── Input

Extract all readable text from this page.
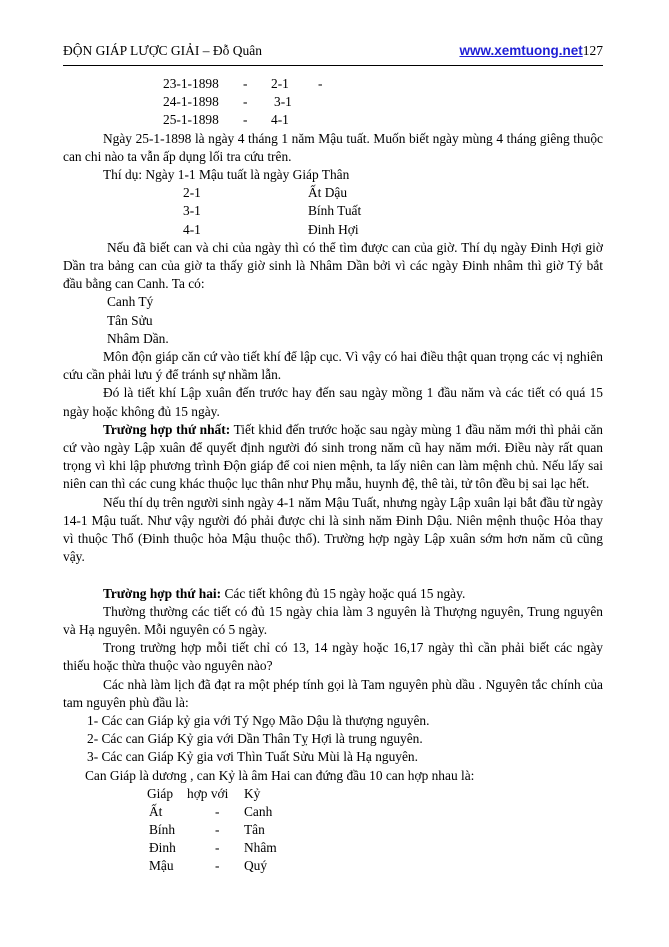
ĐỘN GIÁP LƯỢC GIẢI – Đỗ Quân	www.xemtuong.net127
23-1-1898 - 2-1 -
24-1-1898 - 3-1
25-1-1898 - 4-1

Ngày 25-1-1898 là ngày 4 tháng 1 năm Mậu tuất. Muốn biết ngày mùng 4 tháng giêng thuộc can chi nào ta vẫn ấp dụng lối tra cứu trên.

Thí dụ: Ngày 1-1 Mậu tuất là ngày Giáp Thân

2-1	Ất Dậu
3-1	Bính Tuất
4-1	Đinh Hợi

Nếu đã biết can và chi của ngày thì có thể tìm được can của giờ. Thí dụ ngày Đinh Hợi giờ Dần tra bảng can của giờ ta thấy giờ sinh là Nhâm Dần bởi vì các ngày Đinh nhâm thì giờ Tý bắt đầu bằng can Canh. Ta có:

Canh Tý
Tân Sửu
Nhâm Dần.

Môn độn giáp căn cứ vào tiết khí để lập cục. Vì vậy có hai điều thật quan trọng các vị nghiên cứu cần phải lưu ý để tránh sự nhầm lẫn.

Đó là tiết khí Lập xuân đến trước hay đến sau ngày mồng 1 đầu năm và các tiết có quá 15 ngày hoặc không đủ 15 ngày.

Trường hợp thứ nhất: Tiết khid đến trước hoặc sau ngày mùng 1 đầu năm mới thì phải căn cứ vào ngày Lập xuân để quyết định người đó sinh trong năm cũ hay năm mới. Điều này rất quan trọng vì khi lập phương trình Độn giáp để coi nien mệnh, ta lấy niên can làm mệnh chủ. Nếu lấy sai niên can thì các cung khác thuộc lục thân như Phụ mẫu, huynh đệ, thê tài, tử tôn đều bị sai lạc hết.

Nếu thí dụ trên người sinh ngày 4-1 năm Mậu Tuất, nhưng ngày Lập xuân lại bắt đầu từ ngày 14-1 Mậu tuất. Như vậy người đó phải được chi là sinh năm Đinh Dậu. Niên mệnh thuộc Hỏa thay vì thuộc Thổ (Đinh thuộc hỏa Mậu thuộc thổ). Trường hợp ngày Lập xuân sớm hơn năm cũ cũng vậy.

Trường hợp thứ hai: Các tiết không đủ 15 ngày hoặc quá 15 ngày.

Thường thường các tiết có đủ 15 ngày chia làm 3 nguyên là Thượng nguyên, Trung nguyên và Hạ nguyên. Mỗi nguyên có 5 ngày.

Trong trường hợp mỗi tiết chỉ có 13, 14 ngày hoặc 16,17 ngày thì cần phải biết các ngày thiếu hoặc thừa thuộc vào nguyên nào?

Các nhà làm lịch đã đạt ra một phép tính gọi là Tam nguyên phù dầu . Nguyên tắc chính của tam nguyên phù đầu là:

1- Các can Giáp kỷ gia với Tý Ngọ Mão Dậu là thượng nguyên.
2- Các can Giáp Kỷ gia với Dần Thân Tỵ Hợi là trung nguyên.
3- Các can Giáp Kỷ gia vơi Thìn Tuất Sửu Mùi là Hạ nguyên.
Can Giáp là dương , can Kỷ là âm Hai can đứng đầu 10 can hợp nhau là:
Giáp hợp với Kỷ
Ất	- Canh
Bính	- Tân
Đinh	- Nhâm
Mậu	- Quý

────

## [Written instruction]
In the entries above, find each line with the string "Nhâm" and copy it.

## [Problem solution]
Nếu đã biết can và chi của ngày thì có thể tìm được can của giờ. Thí dụ ngày Đinh Hợi giờ Dần tra bảng can của giờ ta thấy giờ sinh là Nhâm Dần bởi vì các ngày Đinh nhâm thì giờ Tý bắt đầu bằng can Canh. Ta có:
Nhâm Dần.
Đinh	- Nhâm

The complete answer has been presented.